*** Available records ***

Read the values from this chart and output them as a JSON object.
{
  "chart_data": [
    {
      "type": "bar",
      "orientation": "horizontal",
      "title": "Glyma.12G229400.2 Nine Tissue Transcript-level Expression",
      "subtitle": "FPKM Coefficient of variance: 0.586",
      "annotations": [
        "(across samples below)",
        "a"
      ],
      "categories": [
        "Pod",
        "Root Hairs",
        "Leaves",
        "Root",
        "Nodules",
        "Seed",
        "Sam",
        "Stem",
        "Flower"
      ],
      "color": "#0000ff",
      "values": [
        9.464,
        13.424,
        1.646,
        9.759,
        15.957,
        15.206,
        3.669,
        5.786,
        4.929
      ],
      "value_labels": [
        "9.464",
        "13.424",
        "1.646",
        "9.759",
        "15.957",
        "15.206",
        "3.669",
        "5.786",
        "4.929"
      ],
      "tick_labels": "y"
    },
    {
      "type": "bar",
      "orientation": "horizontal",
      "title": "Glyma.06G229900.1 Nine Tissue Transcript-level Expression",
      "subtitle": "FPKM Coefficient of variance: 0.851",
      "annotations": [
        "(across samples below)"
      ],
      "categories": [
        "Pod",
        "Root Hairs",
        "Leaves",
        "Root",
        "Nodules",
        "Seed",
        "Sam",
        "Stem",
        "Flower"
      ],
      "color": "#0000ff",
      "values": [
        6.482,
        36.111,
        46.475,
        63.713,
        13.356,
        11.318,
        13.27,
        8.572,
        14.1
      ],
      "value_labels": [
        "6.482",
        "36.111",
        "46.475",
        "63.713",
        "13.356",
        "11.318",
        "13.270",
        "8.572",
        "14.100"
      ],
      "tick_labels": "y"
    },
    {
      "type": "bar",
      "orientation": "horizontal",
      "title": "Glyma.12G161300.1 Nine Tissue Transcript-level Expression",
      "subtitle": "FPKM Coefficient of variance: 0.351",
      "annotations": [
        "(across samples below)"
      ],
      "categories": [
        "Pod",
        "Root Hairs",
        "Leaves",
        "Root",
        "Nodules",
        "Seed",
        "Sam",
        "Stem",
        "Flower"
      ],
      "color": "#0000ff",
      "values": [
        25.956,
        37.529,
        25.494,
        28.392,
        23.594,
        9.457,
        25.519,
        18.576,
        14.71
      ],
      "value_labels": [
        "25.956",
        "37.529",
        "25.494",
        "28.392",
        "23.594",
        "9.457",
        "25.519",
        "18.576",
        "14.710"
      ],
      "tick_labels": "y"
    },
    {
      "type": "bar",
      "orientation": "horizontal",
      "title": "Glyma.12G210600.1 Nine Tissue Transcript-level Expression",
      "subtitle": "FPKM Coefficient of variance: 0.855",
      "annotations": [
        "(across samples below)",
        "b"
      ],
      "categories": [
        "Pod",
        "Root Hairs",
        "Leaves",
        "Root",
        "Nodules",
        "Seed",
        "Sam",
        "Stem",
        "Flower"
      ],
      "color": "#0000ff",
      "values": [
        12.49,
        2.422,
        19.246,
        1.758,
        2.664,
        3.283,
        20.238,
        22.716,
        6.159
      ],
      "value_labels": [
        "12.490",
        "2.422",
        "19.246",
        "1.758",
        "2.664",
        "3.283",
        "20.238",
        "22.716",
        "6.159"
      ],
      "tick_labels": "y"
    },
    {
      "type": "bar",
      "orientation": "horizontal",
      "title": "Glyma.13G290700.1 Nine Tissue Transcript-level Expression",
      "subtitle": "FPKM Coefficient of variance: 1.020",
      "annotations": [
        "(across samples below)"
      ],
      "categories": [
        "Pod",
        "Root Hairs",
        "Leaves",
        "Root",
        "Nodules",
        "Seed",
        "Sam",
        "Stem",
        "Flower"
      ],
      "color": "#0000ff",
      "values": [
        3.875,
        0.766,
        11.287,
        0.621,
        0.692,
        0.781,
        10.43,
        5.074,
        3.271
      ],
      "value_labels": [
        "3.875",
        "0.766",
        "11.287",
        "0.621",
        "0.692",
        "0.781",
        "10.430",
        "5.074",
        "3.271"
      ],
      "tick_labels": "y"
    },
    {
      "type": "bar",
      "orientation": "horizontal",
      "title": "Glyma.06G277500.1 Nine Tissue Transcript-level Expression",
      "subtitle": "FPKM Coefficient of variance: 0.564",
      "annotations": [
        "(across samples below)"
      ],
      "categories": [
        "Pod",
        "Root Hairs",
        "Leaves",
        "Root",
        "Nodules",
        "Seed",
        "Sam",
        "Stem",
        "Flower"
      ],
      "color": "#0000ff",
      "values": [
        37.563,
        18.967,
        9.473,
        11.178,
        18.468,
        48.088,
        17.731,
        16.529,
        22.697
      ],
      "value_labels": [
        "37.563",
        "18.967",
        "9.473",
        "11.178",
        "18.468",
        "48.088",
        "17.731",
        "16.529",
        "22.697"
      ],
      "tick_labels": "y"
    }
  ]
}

***

Locate each line with the word "FPKM" and copy it.

◆ Result of this task ◆
      "subtitle": "FPKM Coefficient of variance: 0.586",
      "subtitle": "FPKM Coefficient of variance: 0.851",
      "subtitle": "FPKM Coefficient of variance: 0.351",
      "subtitle": "FPKM Coefficient of variance: 0.855",
      "subtitle": "FPKM Coefficient of variance: 1.020",
      "subtitle": "FPKM Coefficient of variance: 0.564",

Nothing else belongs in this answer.